**Work to do**
Each line below should be quoted exactly, please.

-- -- --

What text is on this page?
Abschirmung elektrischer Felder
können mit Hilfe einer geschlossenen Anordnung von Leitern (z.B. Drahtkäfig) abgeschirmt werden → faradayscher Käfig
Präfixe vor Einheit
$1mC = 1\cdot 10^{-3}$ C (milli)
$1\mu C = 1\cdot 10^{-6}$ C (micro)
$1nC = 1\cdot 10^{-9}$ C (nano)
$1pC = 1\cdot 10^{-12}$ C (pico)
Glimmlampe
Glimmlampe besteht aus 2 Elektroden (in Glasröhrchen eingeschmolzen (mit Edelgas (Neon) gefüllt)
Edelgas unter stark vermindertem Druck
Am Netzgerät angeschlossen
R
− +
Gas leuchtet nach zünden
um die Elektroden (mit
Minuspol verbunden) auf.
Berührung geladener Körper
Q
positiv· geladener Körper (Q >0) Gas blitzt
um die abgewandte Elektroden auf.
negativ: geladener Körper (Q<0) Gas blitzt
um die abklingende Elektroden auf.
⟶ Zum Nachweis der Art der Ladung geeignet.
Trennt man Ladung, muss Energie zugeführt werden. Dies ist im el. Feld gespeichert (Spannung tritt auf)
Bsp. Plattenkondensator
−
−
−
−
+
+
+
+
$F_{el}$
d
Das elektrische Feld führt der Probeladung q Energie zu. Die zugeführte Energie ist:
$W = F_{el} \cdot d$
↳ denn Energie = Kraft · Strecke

-- -- --

**Written response**
What text is on this page?
Abschirmung elektrischer Felder
können mit Hilfe einer geschlossenen Anordnung von Leitern (z.B. Drahtkäfig) abgeschirmt werden → faradayscher Käfig
Präfixe vor Einheit
$1mC = 1\cdot 10^{-3}$ C (milli)
$1\mu C = 1\cdot 10^{-6}$ C (micro)
$1nC = 1\cdot 10^{-9}$ C (nano)
$1pC = 1\cdot 10^{-12}$ C (pico)
Glimmlampe
Glimmlampe besteht aus 2 Elektroden (in Glasröhrchen eingeschmolzen (mit Edelgas (Neon) gefüllt)
Edelgas unter stark vermindertem Druck
Am Netzgerät angeschlossen
R
− +
Gas leuchtet nach zünden
um die Elektroden (mit
Minuspol verbunden) auf.
Berührung geladener Körper
Q
positiv· geladener Körper (Q >0) Gas blitzt
um die abgewandte Elektroden auf.
negativ: geladener Körper (Q<0) Gas blitzt
um die abklingende Elektroden auf.
⟶ Zum Nachweis der Art der Ladung geeignet.
Trennt man Ladung, muss Energie zugeführt werden. Dies ist im el. Feld gespeichert (Spannung tritt auf)
Bsp. Plattenkondensator
−
−
−
−
+
+
+
+
$F_{el}$
d
Das elektrische Feld führt der Probeladung q Energie zu. Die zugeführte Energie ist:
$W = F_{el} \cdot d$
↳ denn Energie = Kraft · Strecke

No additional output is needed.